=== EXERCISE REQUIREMENTS ===
Find the number of lines in these records where the word "many" appears. Reply with that number and nothing more.

Collected data entries
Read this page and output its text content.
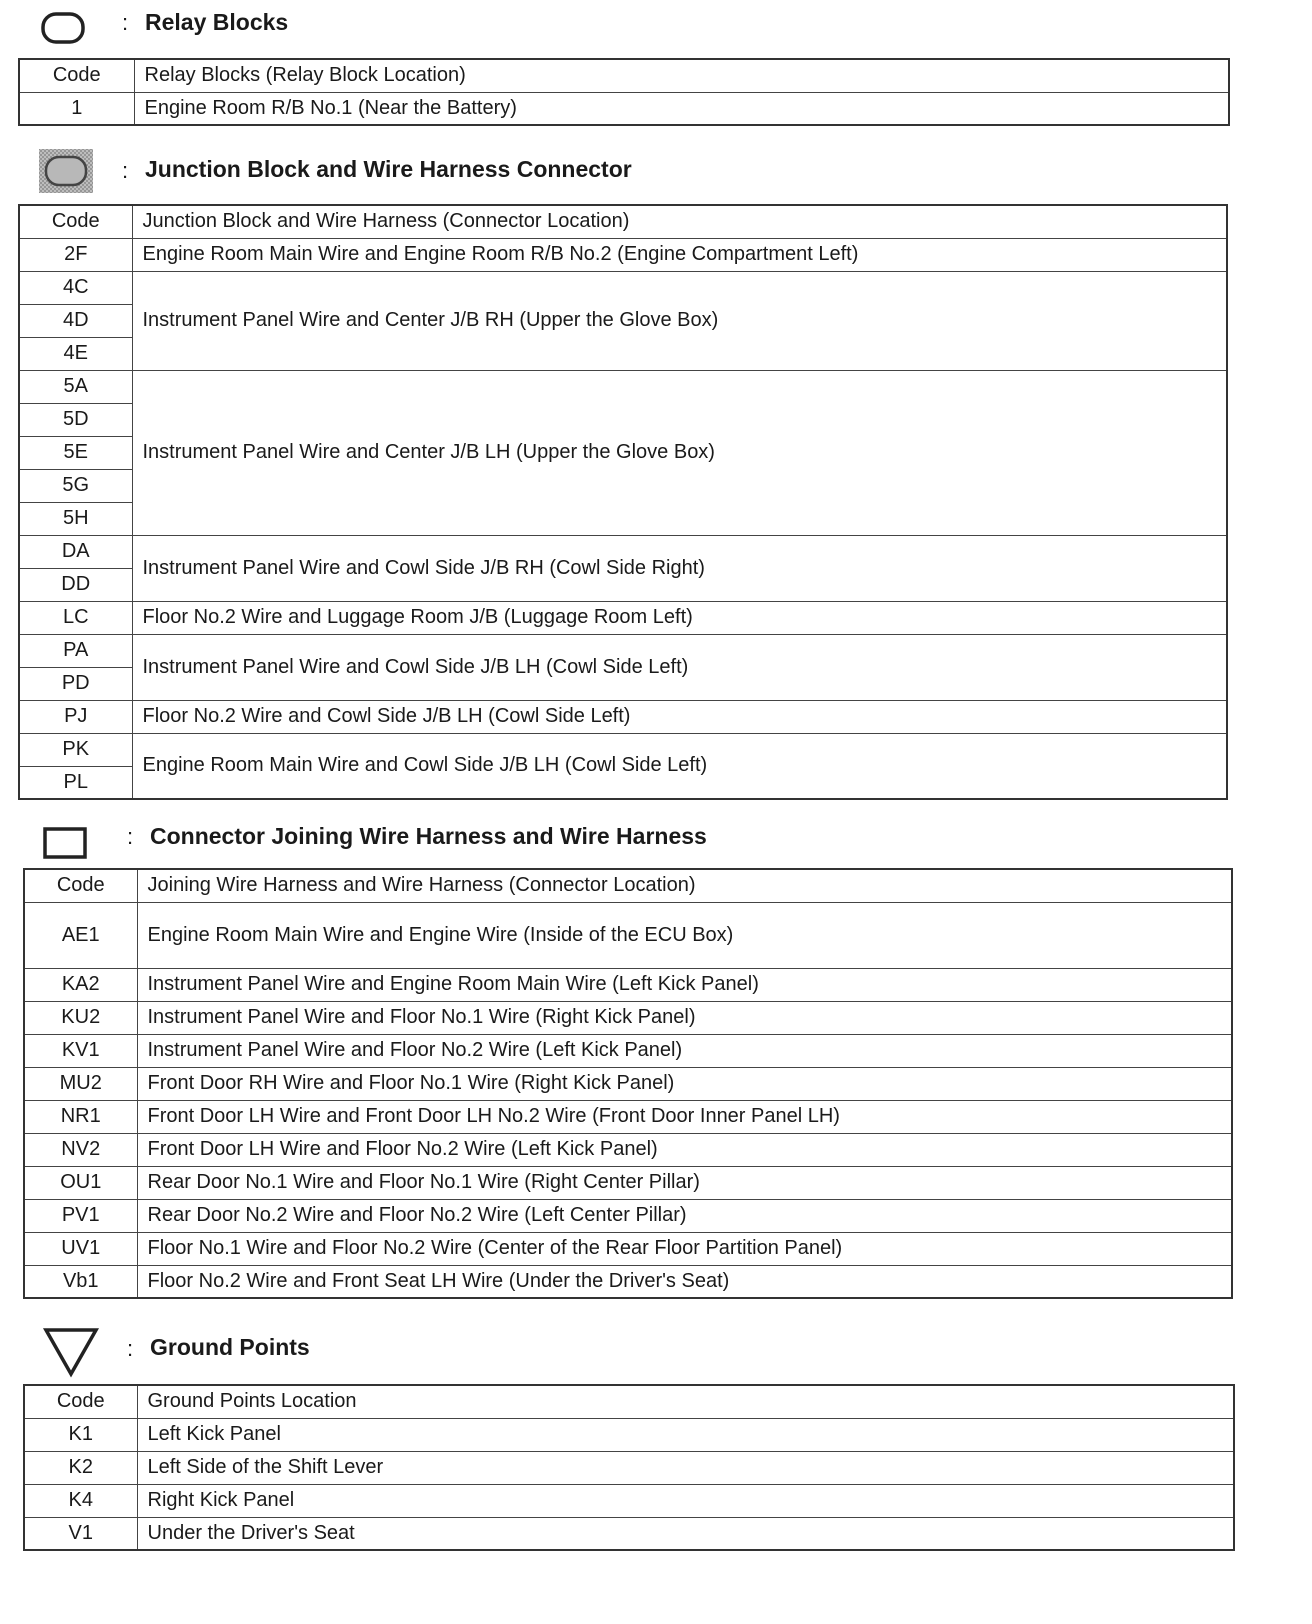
: Relay Blocks
Code	Relay Blocks (Relay Block Location)
1	Engine Room R/B No.1 (Near the Battery)
: Junction Block and Wire Harness Connector
Code	Junction Block and Wire Harness (Connector Location)
2F	Engine Room Main Wire and Engine Room R/B No.2 (Engine Compartment Left)
4C	Instrument Panel Wire and Center J/B RH (Upper the Glove Box)
4D	
4E	
5A	Instrument Panel Wire and Center J/B LH (Upper the Glove Box)
5D	
5E	
5G	
5H	
DA	Instrument Panel Wire and Cowl Side J/B RH (Cowl Side Right)
DD	
LC	Floor No.2 Wire and Luggage Room J/B (Luggage Room Left)
PA	Instrument Panel Wire and Cowl Side J/B LH (Cowl Side Left)
PD	
PJ	Floor No.2 Wire and Cowl Side J/B LH (Cowl Side Left)
PK	Engine Room Main Wire and Cowl Side J/B LH (Cowl Side Left)
PL	
: Connector Joining Wire Harness and Wire Harness
Code	Joining Wire Harness and Wire Harness (Connector Location)
AE1	Engine Room Main Wire and Engine Wire (Inside of the ECU Box)
KA2	Instrument Panel Wire and Engine Room Main Wire (Left Kick Panel)
KU2	Instrument Panel Wire and Floor No.1 Wire (Right Kick Panel)
KV1	Instrument Panel Wire and Floor No.2 Wire (Left Kick Panel)
MU2	Front Door RH Wire and Floor No.1 Wire (Right Kick Panel)
NR1	Front Door LH Wire and Front Door LH No.2 Wire (Front Door Inner Panel LH)
NV2	Front Door LH Wire and Floor No.2 Wire (Left Kick Panel)
OU1	Rear Door No.1 Wire and Floor No.1 Wire (Right Center Pillar)
PV1	Rear Door No.2 Wire and Floor No.2 Wire (Left Center Pillar)
UV1	Floor No.1 Wire and Floor No.2 Wire (Center of the Rear Floor Partition Panel)
Vb1	Floor No.2 Wire and Front Seat LH Wire (Under the Driver's Seat)
: Ground Points
Code	Ground Points Location
K1	Left Kick Panel
K2	Left Side of the Shift Lever
K4	Right Kick Panel
V1	Under the Driver's Seat
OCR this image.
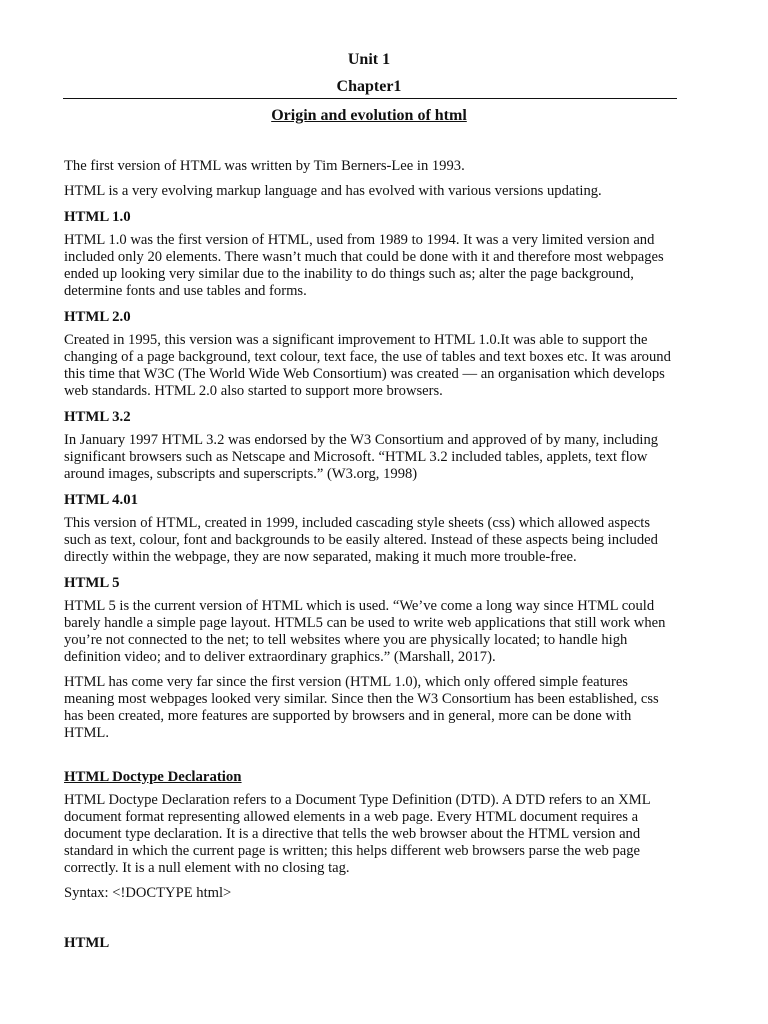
Unit 1
Chapter1
Origin and evolution of html

The first version of HTML was written by Tim Berners-Lee in 1993.

HTML is a very evolving markup language and has evolved with various versions updating.

HTML 1.0

HTML 1.0 was the first version of HTML, used from 1989 to 1994. It was a very limited version and included only 20 elements. There wasn’t much that could be done with it and therefore most webpages ended up looking very similar due to the inability to do things such as; alter the page background, determine fonts and use tables and forms.

HTML 2.0

Created in 1995, this version was a significant improvement to HTML 1.0.It was able to support the changing of a page background, text colour, text face, the use of tables and text boxes etc. It was around this time that W3C (The World Wide Web Consortium) was created — an organisation which develops web standards. HTML 2.0 also started to support more browsers.

HTML 3.2

In January 1997 HTML 3.2 was endorsed by the W3 Consortium and approved of by many, including significant browsers such as Netscape and Microsoft. “HTML 3.2 included tables, applets, text flow around images, subscripts and superscripts.” (W3.org, 1998)

HTML 4.01

This version of HTML, created in 1999, included cascading style sheets (css) which allowed aspects such as text, colour, font and backgrounds to be easily altered. Instead of these aspects being included directly within the webpage, they are now separated, making it much more trouble-free.

HTML 5

HTML 5 is the current version of HTML which is used. “We’ve come a long way since HTML could barely handle a simple page layout. HTML5 can be used to write web applications that still work when you’re not connected to the net; to tell websites where you are physically located; to handle high definition video; and to deliver extraordinary graphics.” (Marshall, 2017).

HTML has come very far since the first version (HTML 1.0), which only offered simple features meaning most webpages looked very similar. Since then the W3 Consortium has been established, css has been created, more features are supported by browsers and in general, more can be done with HTML.

HTML Doctype Declaration

HTML Doctype Declaration refers to a Document Type Definition (DTD). A DTD refers to an XML document format representing allowed elements in a web page. Every HTML document requires a document type declaration. It is a directive that tells the web browser about the HTML version and standard in which the current page is written; this helps different web browsers parse the web page correctly. It is a null element with no closing tag.

Syntax: <!DOCTYPE html>

HTML
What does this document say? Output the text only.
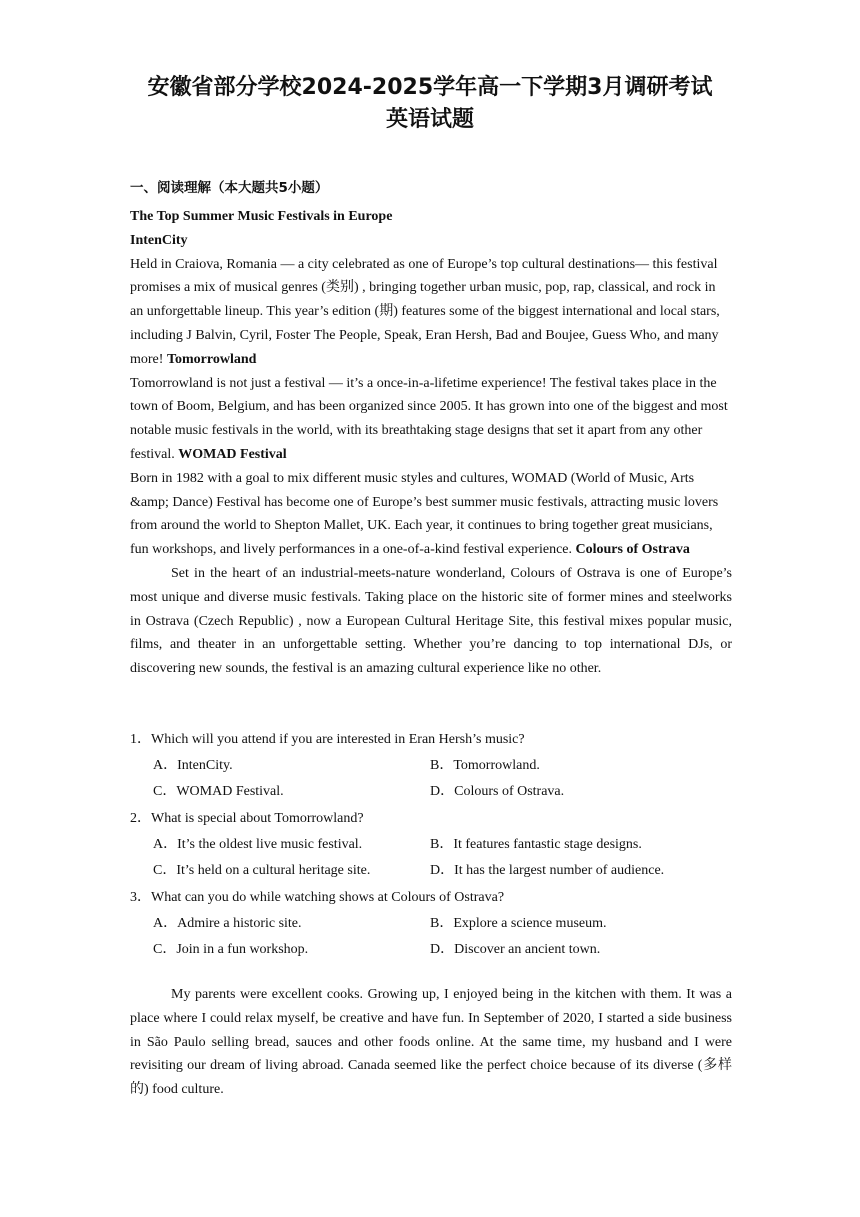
安徽省部分学校2024-2025学年高一下学期3月调研考试
英语试题
一、阅读理解（本大题共5小题）

The Top Summer Music Festivals in Europe

IntenCity

Held in Craiova, Romania — a city celebrated as one of Europe’s top cultural destinations— this festival promises a mix of musical genres (类别) , bringing together urban music, pop, rap, classical, and rock in an unforgettable lineup. This year’s edition (期) features some of the biggest international and local stars, including J Balvin, Cyril, Foster The People, Speak, Eran Hersh, Bad and Boujee, Guess Who, and many more! Tomorrowland

Tomorrowland is not just a festival — it’s a once-in-a-lifetime experience! The festival takes place in the town of Boom, Belgium, and has been organized since 2005. It has grown into one of the biggest and most notable music festivals in the world, with its breathtaking stage designs that set it apart from any other festival. WOMAD Festival

Born in 1982 with a goal to mix different music styles and cultures, WOMAD (World of Music, Arts &amp; Dance) Festival has become one of Europe’s best summer music festivals, attracting music lovers from around the world to Shepton Mallet, UK. Each year, it continues to bring together great musicians, fun workshops, and lively performances in a one-of-a-kind festival experience. Colours of Ostrava

Set in the heart of an industrial-meets-nature wonderland, Colours of Ostrava is one of Europe’s most unique and diverse music festivals. Taking place on the historic site of former mines and steelworks in Ostrava (Czech Republic) , now a European Cultural Heritage Site, this festival mixes popular music, films, and theater in an unforgettable setting. Whether you’re dancing to top international DJs, or discovering new sounds, the festival is an amazing cultural experience like no other.

1．Which will you attend if you are interested in Eran Hersh’s music?
A．IntenCity.	B．Tomorrowland.
C．WOMAD Festival.	D．Colours of Ostrava.
2．What is special about Tomorrowland?
A．It’s the oldest live music festival.	B．It features fantastic stage designs.
C．It’s held on a cultural heritage site.	D．It has the largest number of audience.
3．What can you do while watching shows at Colours of Ostrava?
A．Admire a historic site.	B．Explore a science museum.
C．Join in a fun workshop.	D．Discover an ancient town.
My parents were excellent cooks. Growing up, I enjoyed being in the kitchen with them. It was a place where I could relax myself, be creative and have fun. In September of 2020, I started a side business in São Paulo selling bread, sauces and other foods online. At the same time, my husband and I were revisiting our dream of living abroad. Canada seemed like the perfect choice because of its diverse (多样的) food culture.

=== SOLUTION FOR THIS TASK ===
2